● GOAL: Please retype the records below exactly, leaving out any pictures.

● SUPPLIED RECORDS:
--------------------------------

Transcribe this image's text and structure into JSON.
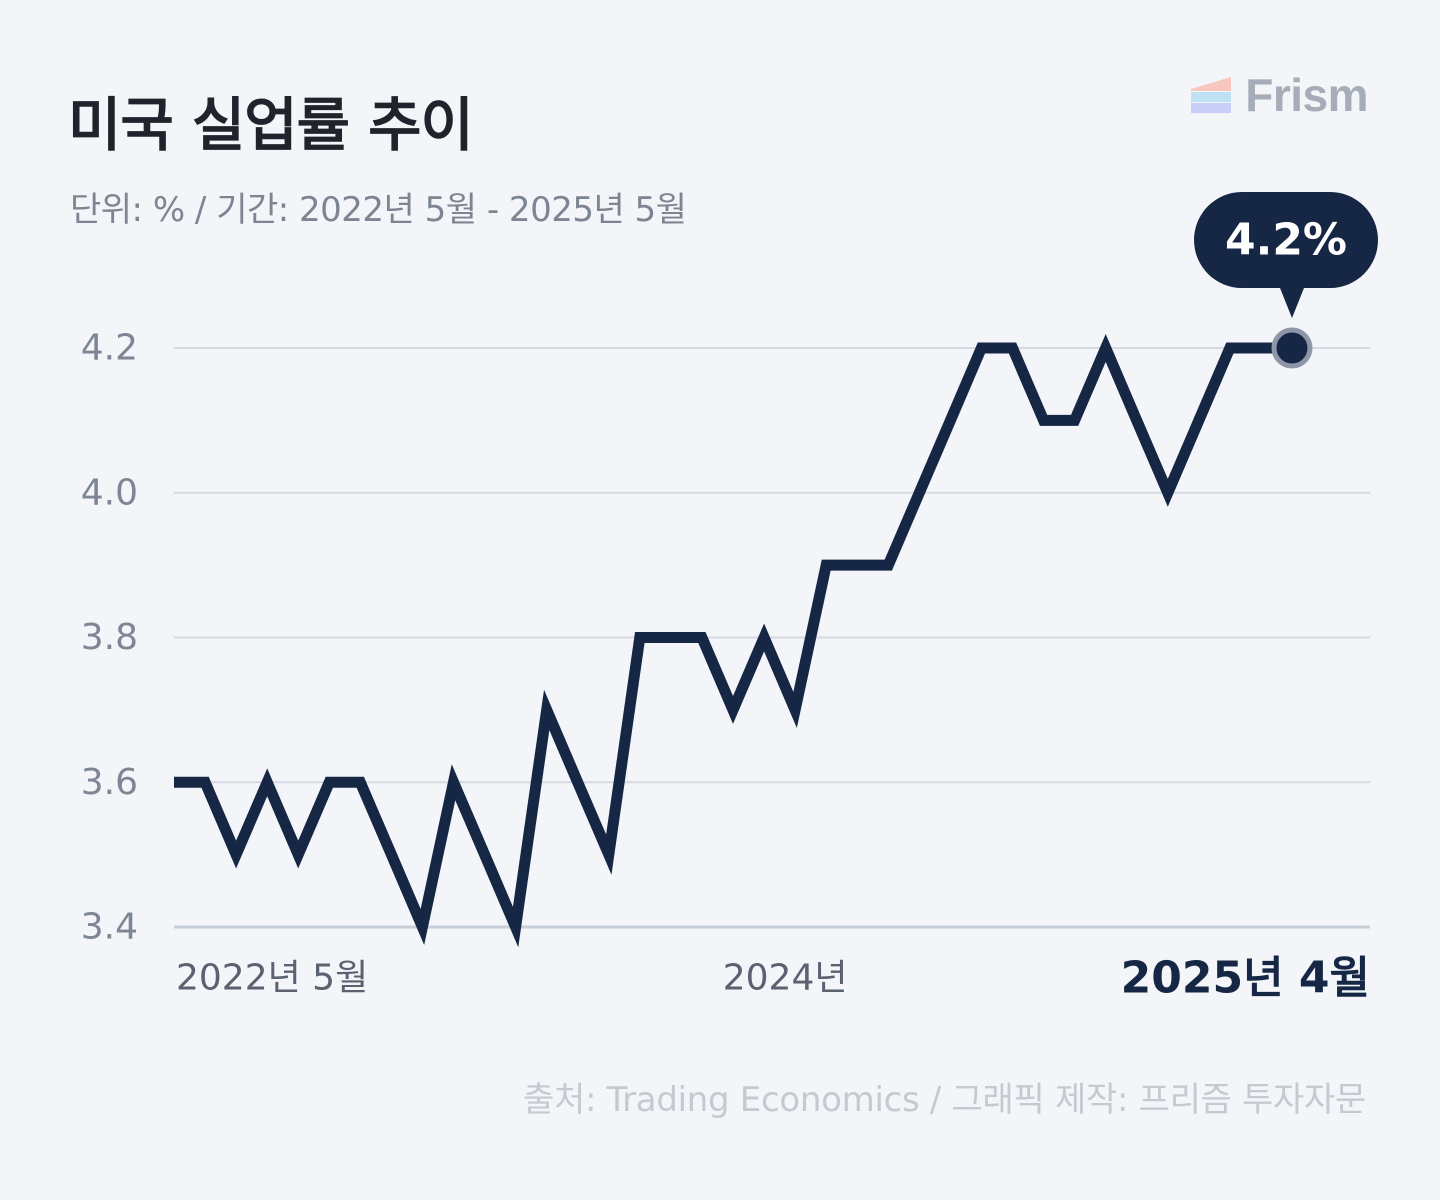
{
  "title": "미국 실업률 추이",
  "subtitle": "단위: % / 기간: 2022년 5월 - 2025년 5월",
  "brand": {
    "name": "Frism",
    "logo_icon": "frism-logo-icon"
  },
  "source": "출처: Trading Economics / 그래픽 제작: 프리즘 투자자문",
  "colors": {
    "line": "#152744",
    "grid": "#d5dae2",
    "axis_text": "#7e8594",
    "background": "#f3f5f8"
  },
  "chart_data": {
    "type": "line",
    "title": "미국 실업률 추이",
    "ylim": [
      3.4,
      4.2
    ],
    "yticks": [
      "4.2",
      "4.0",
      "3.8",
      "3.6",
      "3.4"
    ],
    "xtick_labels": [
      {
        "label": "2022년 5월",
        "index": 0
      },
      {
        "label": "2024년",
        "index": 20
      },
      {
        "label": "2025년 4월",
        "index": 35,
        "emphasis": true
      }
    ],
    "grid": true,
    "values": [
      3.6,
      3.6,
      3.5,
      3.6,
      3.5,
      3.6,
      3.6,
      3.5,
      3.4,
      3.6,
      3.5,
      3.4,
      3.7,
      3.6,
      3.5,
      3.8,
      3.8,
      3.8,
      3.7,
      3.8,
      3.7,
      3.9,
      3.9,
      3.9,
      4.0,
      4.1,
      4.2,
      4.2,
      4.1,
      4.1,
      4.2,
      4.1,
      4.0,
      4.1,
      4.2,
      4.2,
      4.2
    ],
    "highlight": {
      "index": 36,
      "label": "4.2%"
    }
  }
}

--------------------------------

● REPLY:
Transcribe this image's text and structure into JSON.
{
  "title": "미국 실업률 추이",
  "subtitle": "단위: % / 기간: 2022년 5월 - 2025년 5월",
  "brand": {
    "name": "Frism",
    "logo_icon": "frism-logo-icon"
  },
  "source": "출처: Trading Economics / 그래픽 제작: 프리즘 투자자문",
  "colors": {
    "line": "#152744",
    "grid": "#d5dae2",
    "axis_text": "#7e8594",
    "background": "#f3f5f8"
  },
  "chart_data": {
    "type": "line",
    "title": "미국 실업률 추이",
    "ylim": [
      3.4,
      4.2
    ],
    "yticks": [
      "4.2",
      "4.0",
      "3.8",
      "3.6",
      "3.4"
    ],
    "xtick_labels": [
      {
        "label": "2022년 5월",
        "index": 0
      },
      {
        "label": "2024년",
        "index": 20
      },
      {
        "label": "2025년 4월",
        "index": 35,
        "emphasis": true
      }
    ],
    "grid": true,
    "values": [
      3.6,
      3.6,
      3.5,
      3.6,
      3.5,
      3.6,
      3.6,
      3.5,
      3.4,
      3.6,
      3.5,
      3.4,
      3.7,
      3.6,
      3.5,
      3.8,
      3.8,
      3.8,
      3.7,
      3.8,
      3.7,
      3.9,
      3.9,
      3.9,
      4.0,
      4.1,
      4.2,
      4.2,
      4.1,
      4.1,
      4.2,
      4.1,
      4.0,
      4.1,
      4.2,
      4.2,
      4.2
    ],
    "highlight": {
      "index": 36,
      "label": "4.2%"
    }
  }
}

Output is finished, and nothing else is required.